Stated task:
Below is a block of records; reproduce all of them exactly and leave out any pictures.

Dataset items

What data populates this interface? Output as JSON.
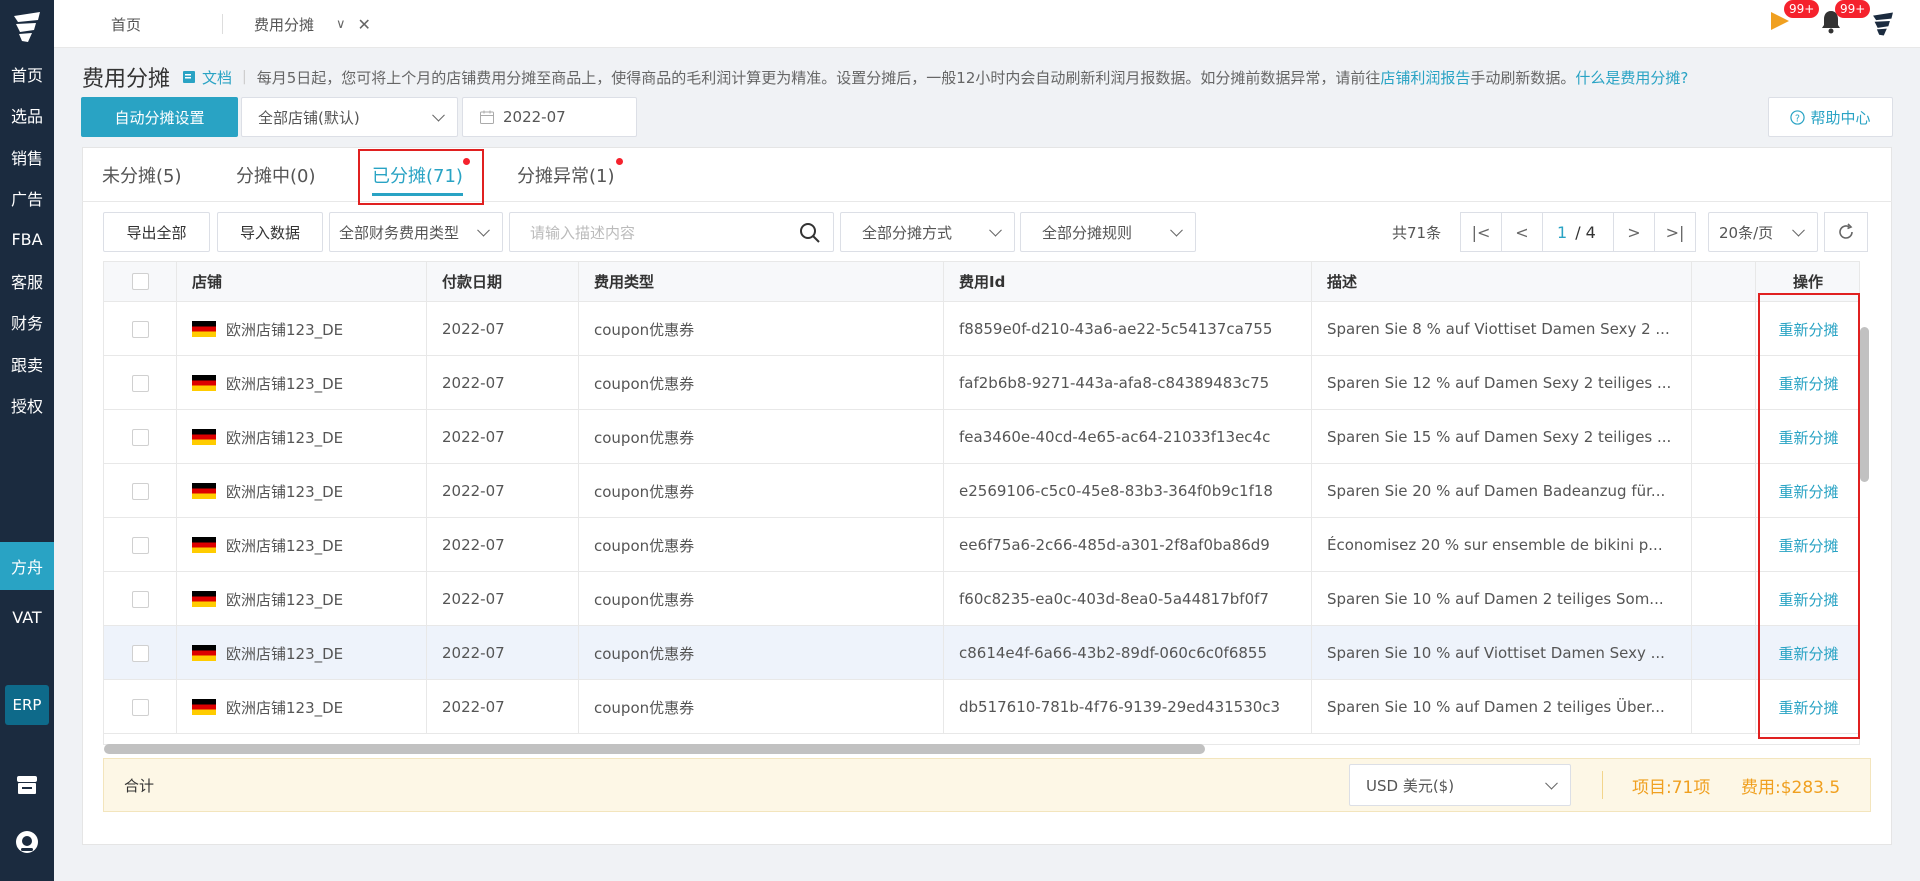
{
  "sidebar": {
    "items": [
      {
        "label": "首页"
      },
      {
        "label": "选品"
      },
      {
        "label": "销售"
      },
      {
        "label": "广告"
      },
      {
        "label": "FBA"
      },
      {
        "label": "客服"
      },
      {
        "label": "财务"
      },
      {
        "label": "跟卖"
      },
      {
        "label": "授权"
      },
      {
        "label": "方舟"
      },
      {
        "label": "VAT"
      }
    ],
    "erp_label": "ERP",
    "active_item": "方舟",
    "bottom_icons": [
      "store-icon",
      "support-icon"
    ]
  },
  "topbar": {
    "tabs": [
      {
        "label": "首页"
      },
      {
        "label": "费用分摊"
      }
    ],
    "badges": [
      {
        "icon": "flag-icon",
        "count": "99+"
      },
      {
        "icon": "bell-icon",
        "count": "99+"
      }
    ]
  },
  "header": {
    "title": "费用分摊",
    "doc_link": "文档",
    "notice_prefix": "每月5日起，您可将上个月的店铺费用分摊至商品上，使得商品的毛利润计算更为精准。设置分摊后，一般12小时内会自动刷新利润月报数据。如分摊前数据异常，请前往",
    "notice_link": "店铺利润报告",
    "notice_suffix": "手动刷新数据。",
    "notice_help_link": "什么是费用分摊?"
  },
  "controls": {
    "auto_button": "自动分摊设置",
    "store_select": "全部店铺(默认)",
    "month": "2022-07",
    "help_center": "帮助中心"
  },
  "status_tabs": [
    {
      "label": "未分摊(5)",
      "dot": false
    },
    {
      "label": "分摊中(0)",
      "dot": false
    },
    {
      "label": "已分摊(71)",
      "dot": true
    },
    {
      "label": "分摊异常(1)",
      "dot": true
    }
  ],
  "toolbar": {
    "export_all": "导出全部",
    "import_data": "导入数据",
    "expense_type_select": "全部财务费用类型",
    "search_placeholder": "请输入描述内容",
    "method_select": "全部分摊方式",
    "rule_select": "全部分摊规则",
    "total": "共71条",
    "current_page": "1",
    "total_pages": "/ 4",
    "page_size": "20条/页"
  },
  "table": {
    "columns": [
      "店铺",
      "付款日期",
      "费用类型",
      "费用Id",
      "描述",
      "操作"
    ],
    "rows": [
      {
        "store": "欧洲店铺123_DE",
        "date": "2022-07",
        "type": "coupon优惠券",
        "id": "f8859e0f-d210-43a6-ae22-5c54137ca755",
        "desc": "Sparen Sie 8 % auf Viottiset Damen Sexy 2 ...",
        "action": "重新分摊"
      },
      {
        "store": "欧洲店铺123_DE",
        "date": "2022-07",
        "type": "coupon优惠券",
        "id": "faf2b6b8-9271-443a-afa8-c84389483c75",
        "desc": "Sparen Sie 12 % auf Damen Sexy 2 teiliges ...",
        "action": "重新分摊"
      },
      {
        "store": "欧洲店铺123_DE",
        "date": "2022-07",
        "type": "coupon优惠券",
        "id": "fea3460e-40cd-4e65-ac64-21033f13ec4c",
        "desc": "Sparen Sie 15 % auf Damen Sexy 2 teiliges ...",
        "action": "重新分摊"
      },
      {
        "store": "欧洲店铺123_DE",
        "date": "2022-07",
        "type": "coupon优惠券",
        "id": "e2569106-c5c0-45e8-83b3-364f0b9c1f18",
        "desc": "Sparen Sie 20 % auf Damen Badeanzug für...",
        "action": "重新分摊"
      },
      {
        "store": "欧洲店铺123_DE",
        "date": "2022-07",
        "type": "coupon优惠券",
        "id": "ee6f75a6-2c66-485d-a301-2f8af0ba86d9",
        "desc": "Économisez 20 % sur ensemble de bikini p...",
        "action": "重新分摊"
      },
      {
        "store": "欧洲店铺123_DE",
        "date": "2022-07",
        "type": "coupon优惠券",
        "id": "f60c8235-ea0c-403d-8ea0-5a44817bf0f7",
        "desc": "Sparen Sie 10 % auf Damen 2 teiliges Som...",
        "action": "重新分摊"
      },
      {
        "store": "欧洲店铺123_DE",
        "date": "2022-07",
        "type": "coupon优惠券",
        "id": "c8614e4f-6a66-43b2-89df-060c6c0f6855",
        "desc": "Sparen Sie 10 % auf Viottiset Damen Sexy ...",
        "action": "重新分摊"
      },
      {
        "store": "欧洲店铺123_DE",
        "date": "2022-07",
        "type": "coupon优惠券",
        "id": "db517610-781b-4f76-9139-29ed431530c3",
        "desc": "Sparen Sie 10 % auf Damen 2 teiliges Über...",
        "action": "重新分摊"
      }
    ]
  },
  "summary": {
    "label": "合计",
    "currency": "USD  美元($)",
    "items_count": "项目:71项",
    "cost": "费用:$283.5"
  },
  "colors": {
    "accent": "#29a3c4",
    "sidebar_bg": "#1b2b3f",
    "summary_orange": "#f0a020",
    "highlight_red": "#e02020"
  }
}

Written answer:
What data populates this interface? Output as JSON.
{
  "sidebar": {
    "items": [
      {
        "label": "首页"
      },
      {
        "label": "选品"
      },
      {
        "label": "销售"
      },
      {
        "label": "广告"
      },
      {
        "label": "FBA"
      },
      {
        "label": "客服"
      },
      {
        "label": "财务"
      },
      {
        "label": "跟卖"
      },
      {
        "label": "授权"
      },
      {
        "label": "方舟"
      },
      {
        "label": "VAT"
      }
    ],
    "erp_label": "ERP",
    "active_item": "方舟",
    "bottom_icons": [
      "store-icon",
      "support-icon"
    ]
  },
  "topbar": {
    "tabs": [
      {
        "label": "首页"
      },
      {
        "label": "费用分摊"
      }
    ],
    "badges": [
      {
        "icon": "flag-icon",
        "count": "99+"
      },
      {
        "icon": "bell-icon",
        "count": "99+"
      }
    ]
  },
  "header": {
    "title": "费用分摊",
    "doc_link": "文档",
    "notice_prefix": "每月5日起，您可将上个月的店铺费用分摊至商品上，使得商品的毛利润计算更为精准。设置分摊后，一般12小时内会自动刷新利润月报数据。如分摊前数据异常，请前往",
    "notice_link": "店铺利润报告",
    "notice_suffix": "手动刷新数据。",
    "notice_help_link": "什么是费用分摊?"
  },
  "controls": {
    "auto_button": "自动分摊设置",
    "store_select": "全部店铺(默认)",
    "month": "2022-07",
    "help_center": "帮助中心"
  },
  "status_tabs": [
    {
      "label": "未分摊(5)",
      "dot": false
    },
    {
      "label": "分摊中(0)",
      "dot": false
    },
    {
      "label": "已分摊(71)",
      "dot": true
    },
    {
      "label": "分摊异常(1)",
      "dot": true
    }
  ],
  "toolbar": {
    "export_all": "导出全部",
    "import_data": "导入数据",
    "expense_type_select": "全部财务费用类型",
    "search_placeholder": "请输入描述内容",
    "method_select": "全部分摊方式",
    "rule_select": "全部分摊规则",
    "total": "共71条",
    "current_page": "1",
    "total_pages": "/ 4",
    "page_size": "20条/页"
  },
  "table": {
    "columns": [
      "店铺",
      "付款日期",
      "费用类型",
      "费用Id",
      "描述",
      "操作"
    ],
    "rows": [
      {
        "store": "欧洲店铺123_DE",
        "date": "2022-07",
        "type": "coupon优惠券",
        "id": "f8859e0f-d210-43a6-ae22-5c54137ca755",
        "desc": "Sparen Sie 8 % auf Viottiset Damen Sexy 2 ...",
        "action": "重新分摊"
      },
      {
        "store": "欧洲店铺123_DE",
        "date": "2022-07",
        "type": "coupon优惠券",
        "id": "faf2b6b8-9271-443a-afa8-c84389483c75",
        "desc": "Sparen Sie 12 % auf Damen Sexy 2 teiliges ...",
        "action": "重新分摊"
      },
      {
        "store": "欧洲店铺123_DE",
        "date": "2022-07",
        "type": "coupon优惠券",
        "id": "fea3460e-40cd-4e65-ac64-21033f13ec4c",
        "desc": "Sparen Sie 15 % auf Damen Sexy 2 teiliges ...",
        "action": "重新分摊"
      },
      {
        "store": "欧洲店铺123_DE",
        "date": "2022-07",
        "type": "coupon优惠券",
        "id": "e2569106-c5c0-45e8-83b3-364f0b9c1f18",
        "desc": "Sparen Sie 20 % auf Damen Badeanzug für...",
        "action": "重新分摊"
      },
      {
        "store": "欧洲店铺123_DE",
        "date": "2022-07",
        "type": "coupon优惠券",
        "id": "ee6f75a6-2c66-485d-a301-2f8af0ba86d9",
        "desc": "Économisez 20 % sur ensemble de bikini p...",
        "action": "重新分摊"
      },
      {
        "store": "欧洲店铺123_DE",
        "date": "2022-07",
        "type": "coupon优惠券",
        "id": "f60c8235-ea0c-403d-8ea0-5a44817bf0f7",
        "desc": "Sparen Sie 10 % auf Damen 2 teiliges Som...",
        "action": "重新分摊"
      },
      {
        "store": "欧洲店铺123_DE",
        "date": "2022-07",
        "type": "coupon优惠券",
        "id": "c8614e4f-6a66-43b2-89df-060c6c0f6855",
        "desc": "Sparen Sie 10 % auf Viottiset Damen Sexy ...",
        "action": "重新分摊"
      },
      {
        "store": "欧洲店铺123_DE",
        "date": "2022-07",
        "type": "coupon优惠券",
        "id": "db517610-781b-4f76-9139-29ed431530c3",
        "desc": "Sparen Sie 10 % auf Damen 2 teiliges Über...",
        "action": "重新分摊"
      }
    ]
  },
  "summary": {
    "label": "合计",
    "currency": "USD  美元($)",
    "items_count": "项目:71项",
    "cost": "费用:$283.5"
  },
  "colors": {
    "accent": "#29a3c4",
    "sidebar_bg": "#1b2b3f",
    "summary_orange": "#f0a020",
    "highlight_red": "#e02020"
  }
}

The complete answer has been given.